■ **WHAT YOU ARE ASKED TO DO**:
Find all the lines with "席地而坐的华工队伍" and gather them.

■ **EXTRACTED DATA**:
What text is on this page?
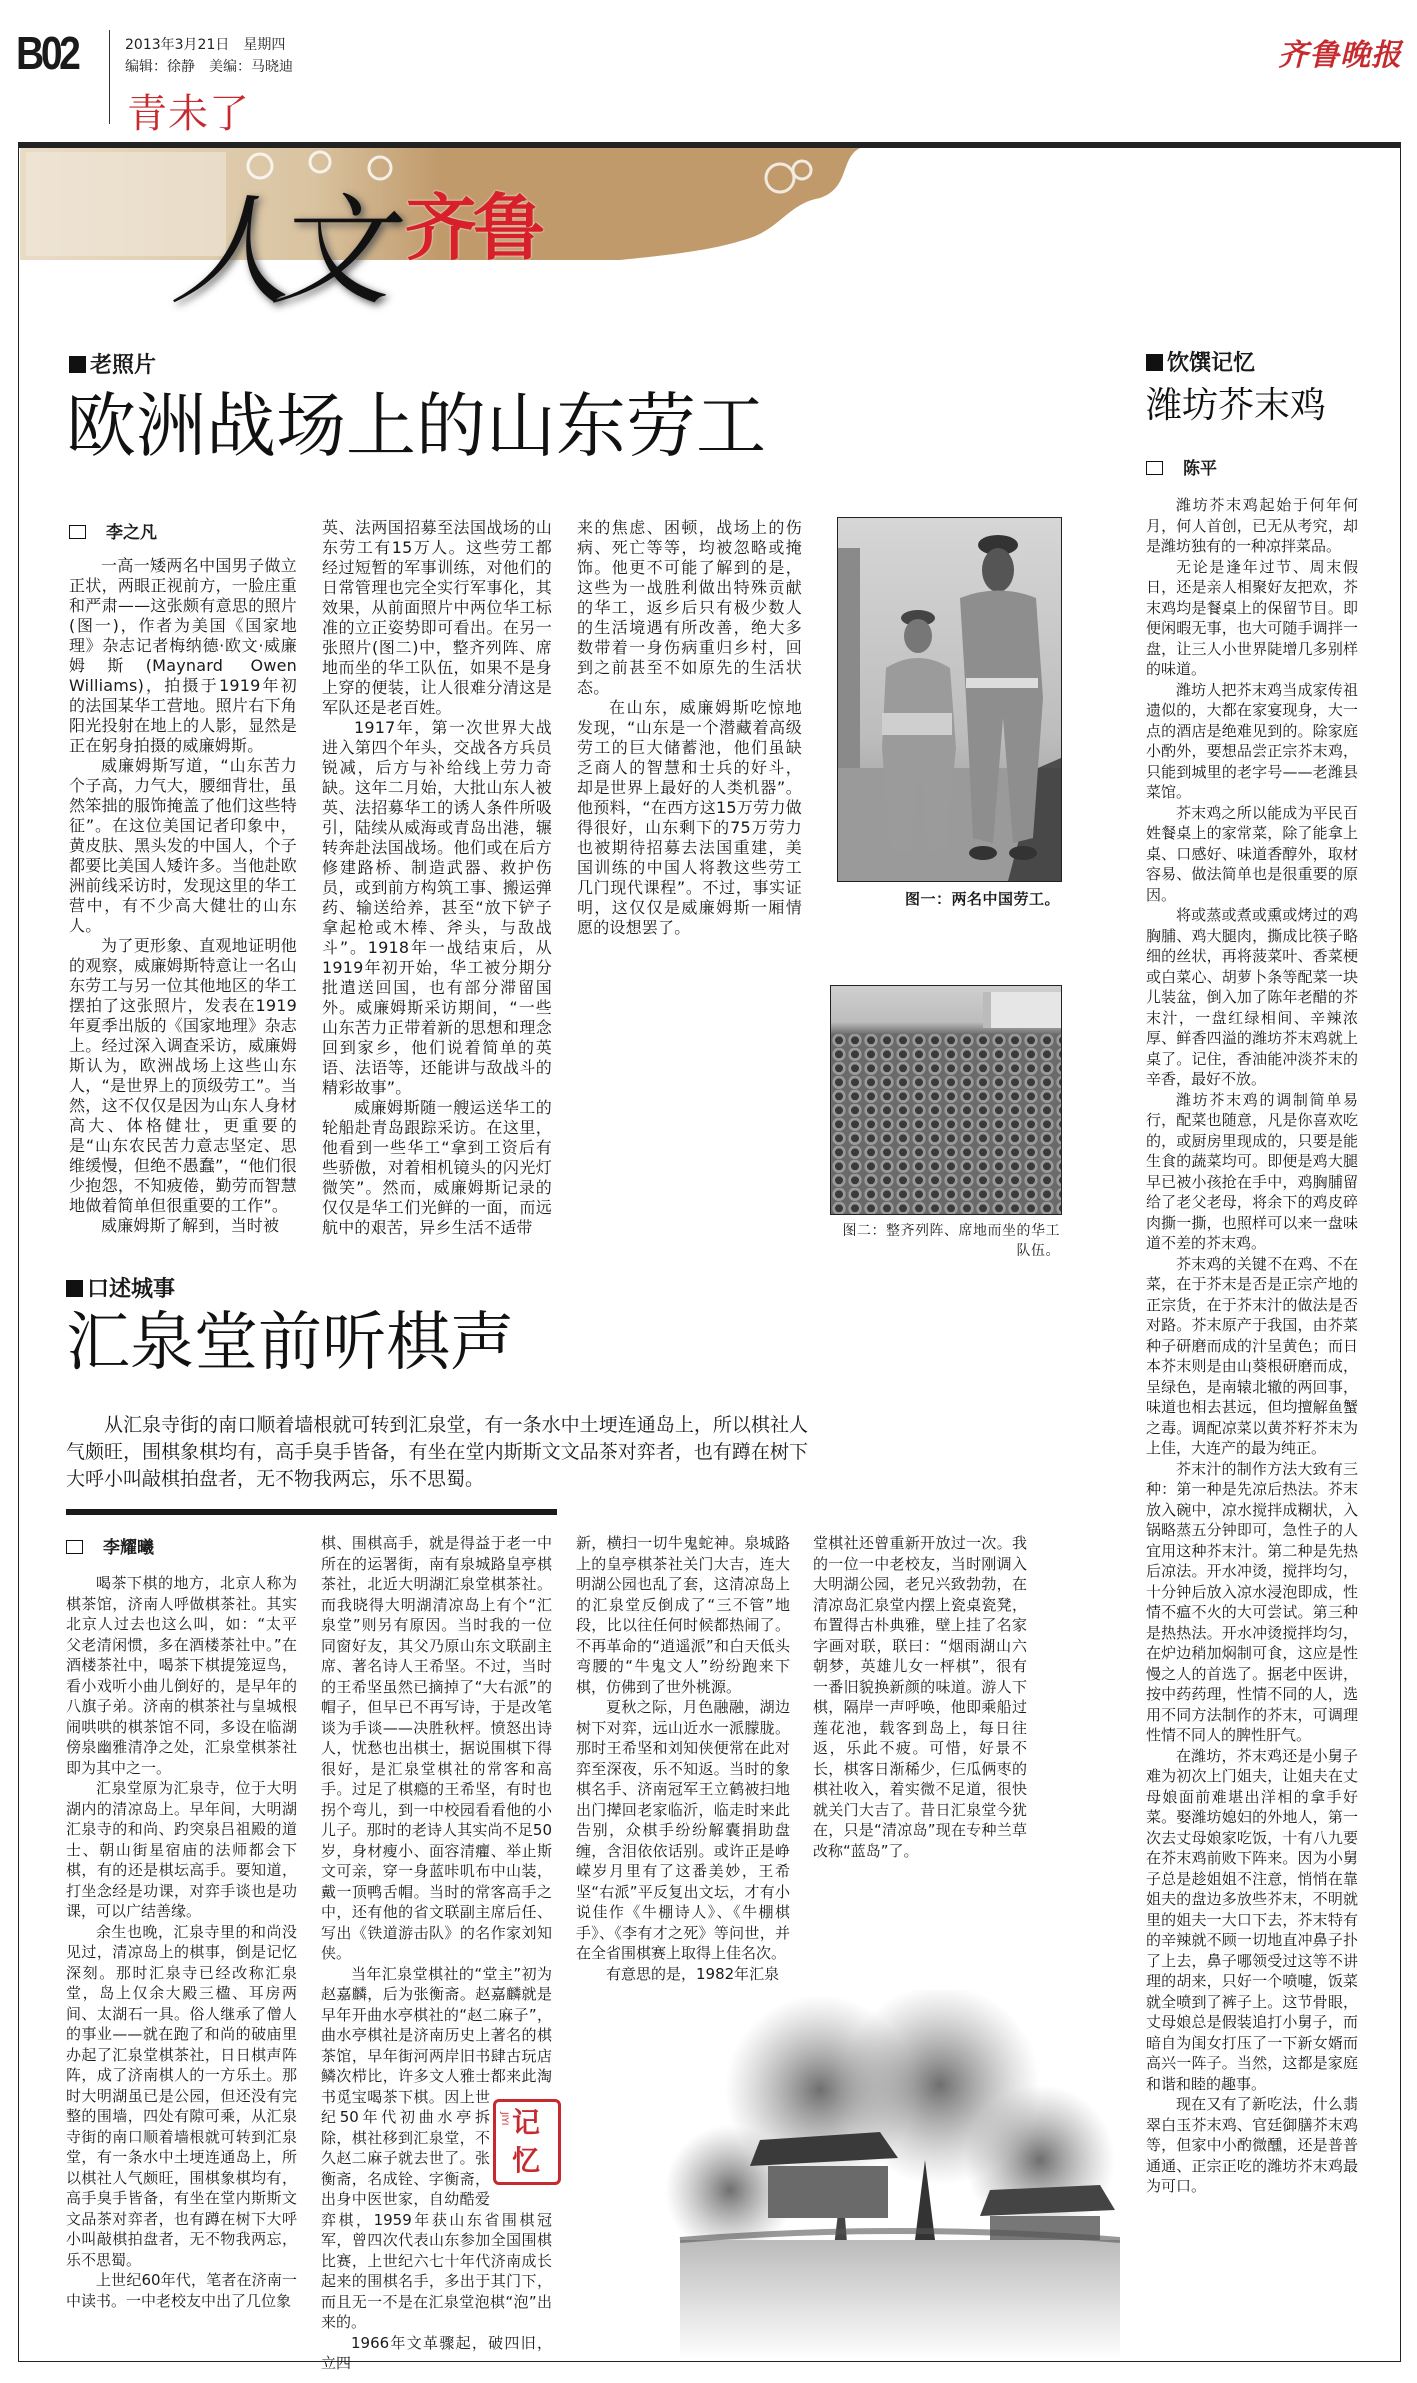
B02	2013年3月21日　星期四
编辑：徐静　美编：马晓迪
青未了
齐鲁晚报
人文 齐鲁
老照片
欧洲战场上的山东劳工
李之凡

一高一矮两名中国男子做立正状，两眼正视前方，一脸庄重和严肃——这张颇有意思的照片(图一)，作者为美国《国家地理》杂志记者梅纳德·欧文·威廉姆斯(Maynard Owen Williams)，拍摄于1919年初的法国某华工营地。照片右下角阳光投射在地上的人影，显然是正在躬身拍摄的威廉姆斯。

威廉姆斯写道，“山东苦力个子高，力气大，腰细背壮，虽然笨拙的服饰掩盖了他们这些特征”。在这位美国记者印象中，黄皮肤、黑头发的中国人，个子都要比美国人矮许多。当他赴欧洲前线采访时，发现这里的华工营中，有不少高大健壮的山东人。

为了更形象、直观地证明他的观察，威廉姆斯特意让一名山东劳工与另一位其他地区的华工摆拍了这张照片，发表在1919年夏季出版的《国家地理》杂志上。经过深入调查采访，威廉姆斯认为，欧洲战场上这些山东人，“是世界上的顶级劳工”。当然，这不仅仅是因为山东人身材高大、体格健壮，更重要的是“山东农民苦力意志坚定、思维缓慢，但绝不愚蠢”，“他们很少抱怨，不知疲倦，勤劳而智慧地做着简单但很重要的工作”。

威廉姆斯了解到，当时被

英、法两国招募至法国战场的山东劳工有15万人。这些劳工都经过短暂的军事训练，对他们的日常管理也完全实行军事化，其效果，从前面照片中两位华工标准的立正姿势即可看出。在另一张照片(图二)中，整齐列阵、席地而坐的华工队伍，如果不是身上穿的便装，让人很难分清这是军队还是老百姓。

1917年，第一次世界大战进入第四个年头，交战各方兵员锐减，后方与补给线上劳力奇缺。这年二月始，大批山东人被英、法招募华工的诱人条件所吸引，陆续从威海或青岛出港，辗转奔赴法国战场。他们或在后方修建路桥、制造武器、救护伤员，或到前方构筑工事、搬运弹药、输送给养，甚至“放下铲子拿起枪或木棒、斧头，与敌战斗”。1918年一战结束后，从1919年初开始，华工被分期分批遣送回国，也有部分滞留国外。威廉姆斯采访期间，“一些山东苦力正带着新的思想和理念回到家乡，他们说着简单的英语、法语等，还能讲与敌战斗的精彩故事”。

威廉姆斯随一艘运送华工的轮船赴青岛跟踪采访。在这里，他看到一些华工“拿到工资后有些骄傲，对着相机镜头的闪光灯微笑”。然而，威廉姆斯记录的仅仅是华工们光鲜的一面，而远航中的艰苦，异乡生活不适带

来的焦虑、困顿，战场上的伤病、死亡等等，均被忽略或掩饰。他更不可能了解到的是，这些为一战胜利做出特殊贡献的华工，返乡后只有极少数人的生活境遇有所改善，绝大多数带着一身伤病重归乡村，回到之前甚至不如原先的生活状态。

在山东，威廉姆斯吃惊地发现，“山东是一个潜藏着高级劳工的巨大储蓄池，他们虽缺乏商人的智慧和士兵的好斗，却是世界上最好的人类机器”。他预料，“在西方这15万劳力做得很好，山东剩下的75万劳力也被期待招募去法国重建，美国训练的中国人将教这些劳工几门现代课程”。不过，事实证明，这仅仅是威廉姆斯一厢情愿的设想罢了。

图一：两名中国劳工。
图二：整齐列阵、席地而坐的华工队伍。
口述城事
汇泉堂前听棋声
从汇泉寺街的南口顺着墙根就可转到汇泉堂，有一条水中土埂连通岛上，所以棋社人气颇旺，围棋象棋均有，高手臭手皆备，有坐在堂内斯斯文文品茶对弈者，也有蹲在树下大呼小叫敲棋拍盘者，无不物我两忘，乐不思蜀。
李耀曦

喝茶下棋的地方，北京人称为棋茶馆，济南人呼做棋茶社。其实北京人过去也这么叫，如：“太平父老清闲惯，多在酒楼茶社中。”在酒楼茶社中，喝茶下棋提笼逗鸟，看小戏听小曲儿倒好的，是早年的八旗子弟。济南的棋茶社与皇城根闹哄哄的棋茶馆不同，多设在临湖傍泉幽雅清净之处，汇泉堂棋茶社即为其中之一。

汇泉堂原为汇泉寺，位于大明湖内的清凉岛上。早年间，大明湖汇泉寺的和尚、趵突泉吕祖殿的道士、朝山街星宿庙的法师都会下棋，有的还是棋坛高手。要知道，打坐念经是功课，对弈手谈也是功课，可以广结善缘。

余生也晚，汇泉寺里的和尚没见过，清凉岛上的棋事，倒是记忆深刻。那时汇泉寺已经改称汇泉堂，岛上仅余大殿三楹、耳房两间、太湖石一具。俗人继承了僧人的事业——就在跑了和尚的破庙里办起了汇泉堂棋茶社，日日棋声阵阵，成了济南棋人的一方乐土。那时大明湖虽已是公园，但还没有完整的围墙，四处有隙可乘，从汇泉寺街的南口顺着墙根就可转到汇泉堂，有一条水中土埂连通岛上，所以棋社人气颇旺，围棋象棋均有，高手臭手皆备，有坐在堂内斯斯文文品茶对弈者，也有蹲在树下大呼小叫敲棋拍盘者，无不物我两忘，乐不思蜀。

上世纪60年代，笔者在济南一中读书。一中老校友中出了几位象

棋、围棋高手，就是得益于老一中所在的运署街，南有泉城路皇亭棋茶社，北近大明湖汇泉堂棋茶社。而我晓得大明湖清凉岛上有个“汇泉堂”则另有原因。当时我的一位同窗好友，其父乃原山东文联副主席、著名诗人王希坚。不过，当时的王希坚虽然已摘掉了“大右派”的帽子，但早已不再写诗，于是改笔谈为手谈——决胜秋枰。愤怒出诗人，忧愁也出棋士，据说围棋下得很好，是汇泉堂棋社的常客和高手。过足了棋瘾的王希坚，有时也拐个弯儿，到一中校园看看他的小儿子。那时的老诗人其实尚不足50岁，身材瘦小、面容清癯、举止斯文可亲，穿一身蓝咔叽布中山装，戴一顶鸭舌帽。当时的常客高手之中，还有他的省文联副主席后任、写出《铁道游击队》的名作家刘知侠。

当年汇泉堂棋社的“堂主”初为赵嘉麟，后为张衡斋。赵嘉麟就是早年开曲水亭棋社的“赵二麻子”，曲水亭棋社是济南历史上著名的棋茶馆，早年街河两岸旧书肆古玩店鳞次栉比，许多文人雅士都来此淘书觅宝喝茶下棋。因上世纪50年代初曲水亭拆除，棋社移到汇泉堂，不久赵二麻子就去世了。张衡斋，名成铨、字衡斋，出身中医世家，自幼酷爱弈棋，1959年获山东省围棋冠军，曾四次代表山东参加全国围棋比赛，上世纪六七十年代济南成长起来的围棋名手，多出于其门下，而且无一不是在汇泉堂泡棋“泡”出来的。

1966年文革骤起，破四旧，立四

新，横扫一切牛鬼蛇神。泉城路上的皇亭棋茶社关门大吉，连大明湖公园也乱了套，这清凉岛上的汇泉堂反倒成了“三不管”地段，比以往任何时候都热闹了。不再革命的“逍遥派”和白天低头弯腰的“牛鬼文人”纷纷跑来下棋，仿佛到了世外桃源。

夏秋之际，月色融融，湖边树下对弈，远山近水一派朦胧。那时王希坚和刘知侠便常在此对弈至深夜，乐不知返。当时的象棋名手、济南冠军王立鹤被扫地出门撵回老家临沂，临走时来此告别，众棋手纷纷解囊捐助盘缠，含泪依依话别。或许正是峥嵘岁月里有了这番美妙，王希坚“右派”平反复出文坛，才有小说佳作《牛棚诗人》、《牛棚棋手》、《李有才之死》等问世，并在全省围棋赛上取得上佳名次。

有意思的是，1982年汇泉

堂棋社还曾重新开放过一次。我的一位一中老校友，当时刚调入大明湖公园，老兄兴致勃勃，在清凉岛汇泉堂内摆上瓷桌瓷凳，布置得古朴典雅，壁上挂了名家字画对联，联曰：“烟雨湖山六朝梦，英雄儿女一枰棋”，很有一番旧貌换新颜的味道。游人下棋，隔岸一声呼唤，他即乘船过莲花池，载客到岛上，每日往返，乐此不疲。可惜，好景不长，棋客日渐稀少，仨瓜俩枣的棋社收入，着实微不足道，很快就关门大吉了。昔日汇泉堂今犹在，只是“清凉岛”现在专种兰草改称“蓝岛”了。

JIYI 记忆
饮馔记忆
潍坊芥末鸡
陈平

潍坊芥末鸡起始于何年何月，何人首创，已无从考究，却是潍坊独有的一种凉拌菜品。

无论是逢年过节、周末假日，还是亲人相聚好友把欢，芥末鸡均是餐桌上的保留节目。即便闲暇无事，也大可随手调拌一盘，让三人小世界陡增几多别样的味道。

潍坊人把芥末鸡当成家传祖遗似的，大都在家宴现身，大一点的酒店是绝难见到的。除家庭小酌外，要想品尝正宗芥末鸡，只能到城里的老字号——老潍县菜馆。

芥末鸡之所以能成为平民百姓餐桌上的家常菜，除了能拿上桌、口感好、味道香醇外，取材容易、做法简单也是很重要的原因。

将或蒸或煮或熏或烤过的鸡胸脯、鸡大腿肉，撕成比筷子略细的丝状，再将菠菜叶、香菜梗或白菜心、胡萝卜条等配菜一块儿装盆，倒入加了陈年老醋的芥末汁，一盘红绿相间、辛辣浓厚、鲜香四溢的潍坊芥末鸡就上桌了。记住，香油能冲淡芥末的辛香，最好不放。

潍坊芥末鸡的调制简单易行，配菜也随意，凡是你喜欢吃的，或厨房里现成的，只要是能生食的蔬菜均可。即便是鸡大腿早已被小孩抢在手中，鸡胸脯留给了老父老母，将余下的鸡皮碎肉撕一撕，也照样可以来一盘味道不差的芥末鸡。

芥末鸡的关键不在鸡、不在菜，在于芥末是否是正宗产地的正宗货，在于芥末汁的做法是否对路。芥末原产于我国，由芥菜种子研磨而成的汁呈黄色；而日本芥末则是由山葵根研磨而成，呈绿色，是南辕北辙的两回事，味道也相去甚远，但均擅解鱼蟹之毒。调配凉菜以黄芥籽芥末为上佳，大连产的最为纯正。

芥末汁的制作方法大致有三种：第一种是先凉后热法。芥末放入碗中，凉水搅拌成糊状，入锅略蒸五分钟即可，急性子的人宜用这种芥末汁。第二种是先热后凉法。开水冲烫，搅拌均匀，十分钟后放入凉水浸泡即成，性情不瘟不火的大可尝试。第三种是热热法。开水冲烫搅拌均匀，在炉边稍加焖制可食，这应是性慢之人的首选了。据老中医讲，按中药药理，性情不同的人，选用不同方法制作的芥末，可调理性情不同人的脾性肝气。

在潍坊，芥末鸡还是小舅子难为初次上门姐夫，让姐夫在丈母娘面前难堪出洋相的拿手好菜。娶潍坊媳妇的外地人，第一次去丈母娘家吃饭，十有八九要在芥末鸡前败下阵来。因为小舅子总是趁姐姐不注意，悄悄在靠姐夫的盘边多放些芥末，不明就里的姐夫一大口下去，芥末特有的辛辣就不顾一切地直冲鼻子扑了上去，鼻子哪领受过这等不讲理的胡来，只好一个喷嚏，饭菜就全喷到了裤子上。这节骨眼，丈母娘总是假装追打小舅子，而暗自为闺女打压了一下新女婿而高兴一阵子。当然，这都是家庭和谐和睦的趣事。

现在又有了新吃法，什么翡翠白玉芥末鸡、官廷御膳芥末鸡等，但家中小酌微醺，还是普普通通、正宗正吃的潍坊芥末鸡最为可口。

■ **RIGHT ANSWER**:
英、法两国招募至法国战场的山东劳工有15万人。这些劳工都经过短暂的军事训练，对他们的日常管理也完全实行军事化，其效果，从前面照片中两位华工标准的立正姿势即可看出。在另一张照片(图二)中，整齐列阵、席地而坐的华工队伍，如果不是身上穿的便装，让人很难分清这是军队还是老百姓。
图二：整齐列阵、席地而坐的华工队伍。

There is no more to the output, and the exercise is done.